__REQUIRED WORK__:
Pick out the lines containing "Phone".
* BEGIN DATASET RECORDS *
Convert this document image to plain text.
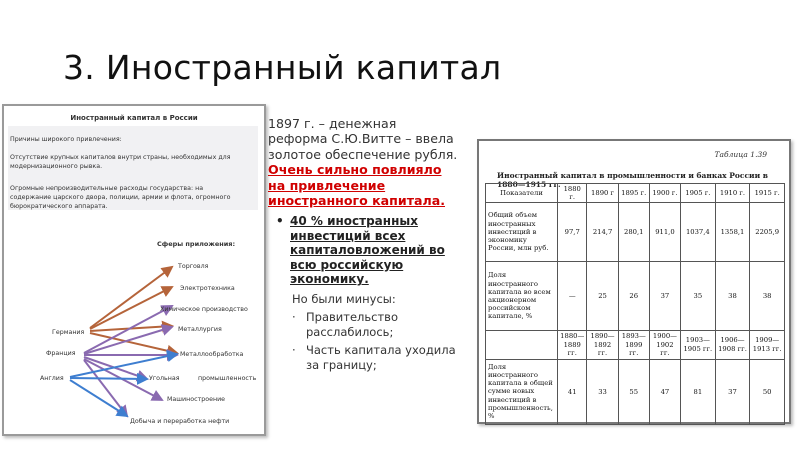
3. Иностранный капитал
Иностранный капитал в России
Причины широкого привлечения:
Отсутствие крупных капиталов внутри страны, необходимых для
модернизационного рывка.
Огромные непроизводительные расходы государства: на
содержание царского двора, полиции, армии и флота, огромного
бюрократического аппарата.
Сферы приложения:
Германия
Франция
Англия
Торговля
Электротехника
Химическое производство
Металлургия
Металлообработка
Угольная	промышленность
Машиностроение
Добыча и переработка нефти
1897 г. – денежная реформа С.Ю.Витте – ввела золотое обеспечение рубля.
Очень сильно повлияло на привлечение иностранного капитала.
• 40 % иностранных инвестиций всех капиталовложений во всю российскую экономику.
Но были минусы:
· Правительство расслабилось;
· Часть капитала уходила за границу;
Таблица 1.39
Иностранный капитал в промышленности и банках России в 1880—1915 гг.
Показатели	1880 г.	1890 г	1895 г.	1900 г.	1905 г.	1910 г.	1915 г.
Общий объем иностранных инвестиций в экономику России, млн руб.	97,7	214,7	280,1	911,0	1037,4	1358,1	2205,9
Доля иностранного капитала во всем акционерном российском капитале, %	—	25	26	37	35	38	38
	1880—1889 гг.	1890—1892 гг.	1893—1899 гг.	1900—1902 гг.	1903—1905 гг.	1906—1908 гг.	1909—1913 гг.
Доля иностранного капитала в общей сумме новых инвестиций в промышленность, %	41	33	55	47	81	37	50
* END DATASET RECORDS *
* BEGIN DATASET RECORDS *
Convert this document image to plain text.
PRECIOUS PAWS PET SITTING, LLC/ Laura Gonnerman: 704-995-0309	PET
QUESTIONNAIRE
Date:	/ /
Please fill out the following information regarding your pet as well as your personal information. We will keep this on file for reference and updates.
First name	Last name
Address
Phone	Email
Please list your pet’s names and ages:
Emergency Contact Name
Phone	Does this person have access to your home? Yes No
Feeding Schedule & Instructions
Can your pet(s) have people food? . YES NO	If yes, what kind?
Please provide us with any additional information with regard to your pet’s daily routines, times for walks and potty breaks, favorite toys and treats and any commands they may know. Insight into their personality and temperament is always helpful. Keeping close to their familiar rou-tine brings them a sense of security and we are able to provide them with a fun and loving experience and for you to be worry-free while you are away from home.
* END DATASET RECORDS *
__OUTPUT__:
Phone	Email
Phone	Does this person have access to your home? Yes No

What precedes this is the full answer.